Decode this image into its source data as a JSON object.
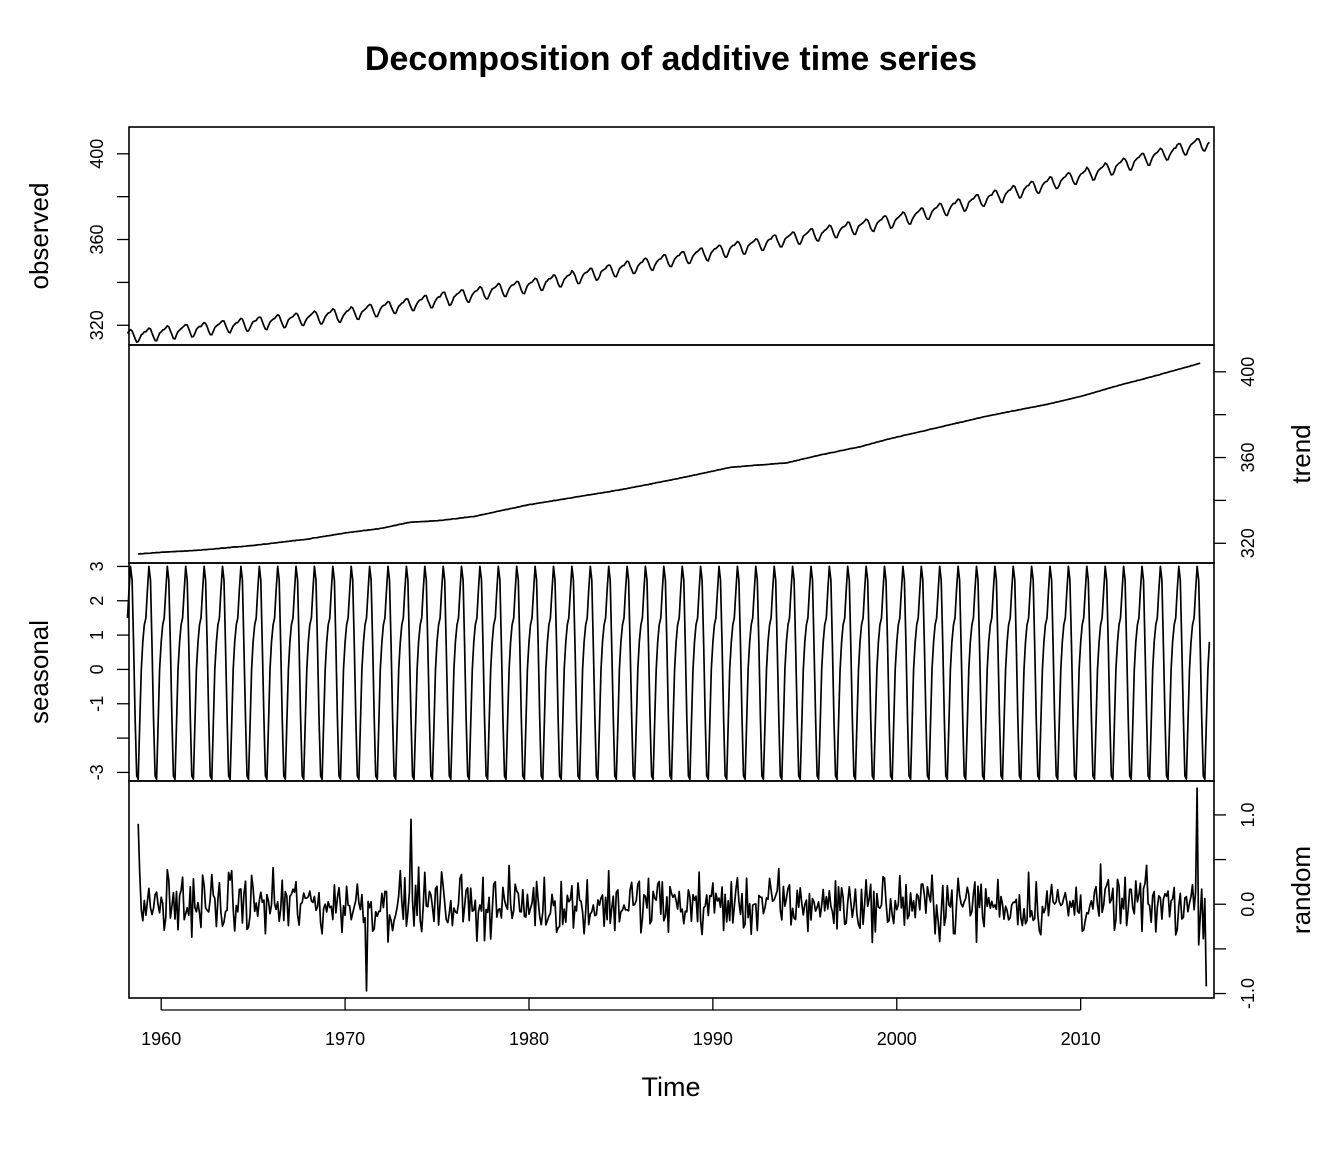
{
  "chart_data": {
    "type": "line",
    "title": "Decomposition of additive time series",
    "xlabel": "Time",
    "x_range": [
      1958.25,
      2017.25
    ],
    "frequency": 12,
    "xticks": [
      "1960",
      "1970",
      "1980",
      "1990",
      "2000",
      "2010"
    ],
    "grid": false,
    "legend": "none",
    "panels": [
      {
        "name": "observed",
        "ylabel": "observed",
        "axis_side": "left",
        "ylim": [
          310.8,
          412.5
        ],
        "yticks": [
          320,
          340,
          360,
          380,
          400
        ],
        "ytick_labels": [
          "320",
          "",
          "360",
          "",
          "400"
        ],
        "start_value": 315.7,
        "end_value": 407.0,
        "trend_knots": [
          [
            1958.25,
            314.8
          ],
          [
            1970,
            325.0
          ],
          [
            1980,
            338.5
          ],
          [
            1990,
            354.0
          ],
          [
            2000,
            369.0
          ],
          [
            2010,
            389.5
          ],
          [
            2016.5,
            404.5
          ]
        ],
        "seasonal_amplitude_approx": 3.2
      },
      {
        "name": "trend",
        "ylabel": "trend",
        "axis_side": "right",
        "ylim": [
          310.8,
          412.5
        ],
        "yticks": [
          320,
          340,
          360,
          380,
          400
        ],
        "ytick_labels": [
          "320",
          "",
          "360",
          "",
          "400"
        ],
        "knots": [
          [
            1958.75,
            315.0
          ],
          [
            1960,
            315.8
          ],
          [
            1962,
            316.7
          ],
          [
            1965,
            319.0
          ],
          [
            1968,
            322.0
          ],
          [
            1970,
            324.8
          ],
          [
            1972,
            327.0
          ],
          [
            1973.5,
            329.8
          ],
          [
            1975,
            330.5
          ],
          [
            1977,
            332.5
          ],
          [
            1980,
            338.0
          ],
          [
            1985,
            345.0
          ],
          [
            1988,
            350.0
          ],
          [
            1991,
            355.5
          ],
          [
            1994,
            357.5
          ],
          [
            1996,
            361.5
          ],
          [
            1998,
            365.0
          ],
          [
            1999.5,
            368.5
          ],
          [
            2002,
            373.5
          ],
          [
            2005,
            379.5
          ],
          [
            2008,
            384.5
          ],
          [
            2010,
            388.5
          ],
          [
            2012,
            393.5
          ],
          [
            2014,
            398.0
          ],
          [
            2016.5,
            404.0
          ]
        ]
      },
      {
        "name": "seasonal",
        "ylabel": "seasonal",
        "axis_side": "left",
        "ylim": [
          -3.25,
          3.1
        ],
        "yticks": [
          -3,
          -2,
          -1,
          0,
          1,
          2,
          3
        ],
        "ytick_labels": [
          "-3",
          "",
          "-1",
          "0",
          "1",
          "2",
          "3"
        ],
        "monthly_values": [
          1.5,
          2.3,
          3.0,
          2.6,
          0.7,
          -1.4,
          -3.1,
          -3.2,
          -1.6,
          0.0,
          0.8,
          1.3
        ],
        "period_years": 1
      },
      {
        "name": "random",
        "ylabel": "random",
        "axis_side": "right",
        "ylim": [
          -1.05,
          1.38
        ],
        "yticks": [
          -1.0,
          -0.5,
          0.0,
          0.5,
          1.0
        ],
        "ytick_labels": [
          "-1.0",
          "",
          "0.0",
          "",
          "1.0"
        ],
        "range": [
          -0.97,
          1.3
        ],
        "notable_points": [
          [
            1958.75,
            0.9
          ],
          [
            1971.2,
            -0.97
          ],
          [
            1973.6,
            0.95
          ],
          [
            2016.3,
            1.3
          ],
          [
            2016.8,
            -0.92
          ]
        ]
      }
    ]
  }
}
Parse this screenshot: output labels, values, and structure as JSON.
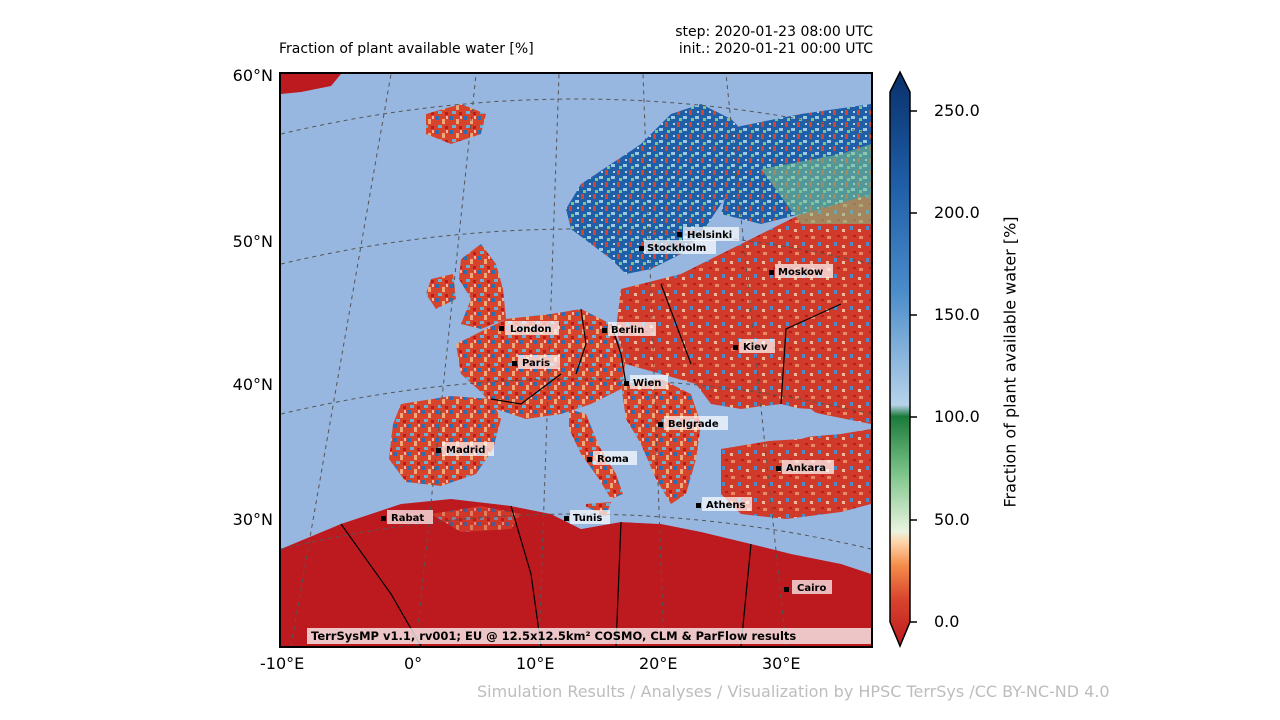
{
  "header": {
    "title": "Fraction of plant available water [%]",
    "step": "step: 2020-01-23 08:00 UTC",
    "init": "init.: 2020-01-21 00:00 UTC"
  },
  "map": {
    "lat_labels": [
      "60°N",
      "50°N",
      "40°N",
      "30°N"
    ],
    "lon_labels": [
      "-10°E",
      "0°",
      "10°E",
      "20°E",
      "30°E"
    ],
    "cities": [
      "Helsinki",
      "Stockholm",
      "Moskow",
      "London",
      "Berlin",
      "Paris",
      "Kiev",
      "Wien",
      "Belgrade",
      "Madrid",
      "Roma",
      "Ankara",
      "Athens",
      "Rabat",
      "Tunis",
      "Cairo"
    ],
    "footer_note": "TerrSysMP v1.1, rv001; EU @ 12.5x12.5km² COSMO, CLM & ParFlow results",
    "colors": {
      "sea": "#97b6e0",
      "land_dry": "#bd1a1f",
      "land_mid": "#e86c43",
      "land_wet": "#2c6fb0",
      "land_green": "#7dc58a"
    }
  },
  "colorbar": {
    "label": "Fraction of plant available water [%]",
    "ticks": [
      "250.0",
      "200.0",
      "150.0",
      "100.0",
      "50.0",
      "0.0"
    ]
  },
  "credit": "Simulation Results / Analyses / Visualization by HPSC TerrSys /CC BY-NC-ND 4.0"
}
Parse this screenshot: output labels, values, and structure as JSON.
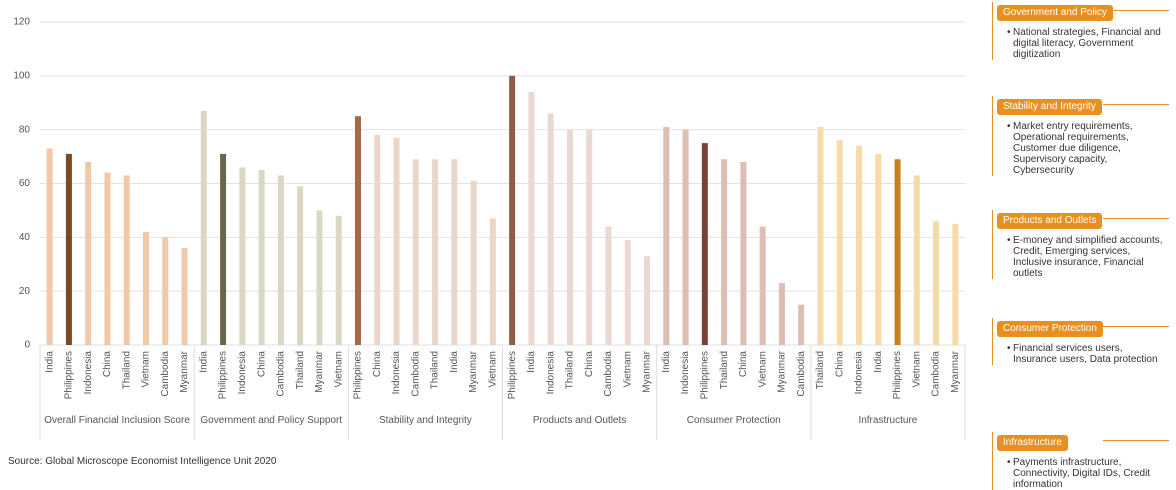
{
  "chart_data": {
    "type": "grouped_bar",
    "ylim": [
      0,
      120
    ],
    "yticks": [
      0,
      20,
      40,
      60,
      80,
      100,
      120
    ],
    "grid": true,
    "groups": [
      {
        "name": "Overall Financial Inclusion Score",
        "categories": [
          "India",
          "Philippines",
          "Indonesia",
          "China",
          "Thailand",
          "Vietnam",
          "Cambodia",
          "Myanmar"
        ],
        "values": [
          73,
          71,
          68,
          64,
          63,
          42,
          40,
          36
        ],
        "colors": [
          "#f0caa8",
          "#7a4a22",
          "#f0caa8",
          "#f0caa8",
          "#f0caa8",
          "#f0caa8",
          "#f0caa8",
          "#f0caa8"
        ]
      },
      {
        "name": "Government and Policy Support",
        "categories": [
          "India",
          "Philippines",
          "Indonesia",
          "China",
          "Cambodia",
          "Thailand",
          "Myanmar",
          "Vietnam"
        ],
        "values": [
          87,
          71,
          66,
          65,
          63,
          59,
          50,
          48
        ],
        "colors": [
          "#dbd7c7",
          "#6b6650",
          "#dbd7c7",
          "#dbd7c7",
          "#dbd7c7",
          "#dbd7c7",
          "#dbd7c7",
          "#dbd7c7"
        ]
      },
      {
        "name": "Stability and Integrity",
        "categories": [
          "Philippines",
          "China",
          "Indonesia",
          "Cambodia",
          "Thailand",
          "India",
          "Myanmar",
          "Vietnam"
        ],
        "values": [
          85,
          78,
          77,
          69,
          69,
          69,
          61,
          47
        ],
        "colors": [
          "#a26b44",
          "#ebd7c9",
          "#ebd7c9",
          "#ebd7c9",
          "#ebd7c9",
          "#ebd7c9",
          "#ebd7c9",
          "#ebd7c9"
        ]
      },
      {
        "name": "Products and Outlets",
        "categories": [
          "Philippines",
          "India",
          "Indonesia",
          "Thailand",
          "China",
          "Cambodia",
          "Vietnam",
          "Myanmar"
        ],
        "values": [
          100,
          94,
          86,
          80,
          80,
          44,
          39,
          33
        ],
        "colors": [
          "#8c5e4a",
          "#e9d9d1",
          "#e9d9d1",
          "#e9d9d1",
          "#e9d9d1",
          "#e9d9d1",
          "#e9d9d1",
          "#e9d9d1"
        ]
      },
      {
        "name": "Consumer Protection",
        "categories": [
          "India",
          "Indonesia",
          "Philippines",
          "Thailand",
          "China",
          "Vietnam",
          "Myanmar",
          "Cambodia"
        ],
        "values": [
          81,
          80,
          75,
          69,
          68,
          44,
          23,
          15
        ],
        "colors": [
          "#dcbeb4",
          "#dcbeb4",
          "#7a4235",
          "#dcbeb4",
          "#dcbeb4",
          "#dcbeb4",
          "#dcbeb4",
          "#dcbeb4"
        ]
      },
      {
        "name": "Infrastructure",
        "categories": [
          "Thailand",
          "China",
          "Indonesia",
          "India",
          "Philippines",
          "Vietnam",
          "Cambodia",
          "Myanmar"
        ],
        "values": [
          81,
          76,
          74,
          71,
          69,
          63,
          46,
          45
        ],
        "colors": [
          "#f6dba8",
          "#f6dba8",
          "#f6dba8",
          "#f6dba8",
          "#c8801a",
          "#f6dba8",
          "#f6dba8",
          "#f6dba8"
        ]
      }
    ]
  },
  "source": "Source: Global Microscope Economist Intelligence Unit 2020",
  "panel": [
    {
      "title": "Government and Policy",
      "text": "National strategies, Financial and digital literacy, Government digitization"
    },
    {
      "title": "Stability and Integrity",
      "text": "Market entry requirements, Operational requirements, Customer due diligence, Supervisory capacity, Cybersecurity"
    },
    {
      "title": "Products and Outlets",
      "text": "E-money and simplified accounts, Credit, Emerging services, Inclusive insurance, Financial outlets"
    },
    {
      "title": "Consumer Protection",
      "text": "Financial services users, Insurance users, Data protection"
    },
    {
      "title": "Infrastructure",
      "text": "Payments infrastructure, Connectivity, Digital IDs, Credit information"
    }
  ]
}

▸ **TASK OBJECTIVE**
Where a line in the entries holds "title", copy that line.

▸ **RESPONSE FOR THIS EXERCISE**
    "title": "Decomposition of additive time series",
    "title": "Fraction of plant available water [%]",
      "title": "Government and Policy",
      "title": "Stability and Integrity",
      "title": "Products and Outlets",
      "title": "Consumer Protection",
      "title": "Infrastructure",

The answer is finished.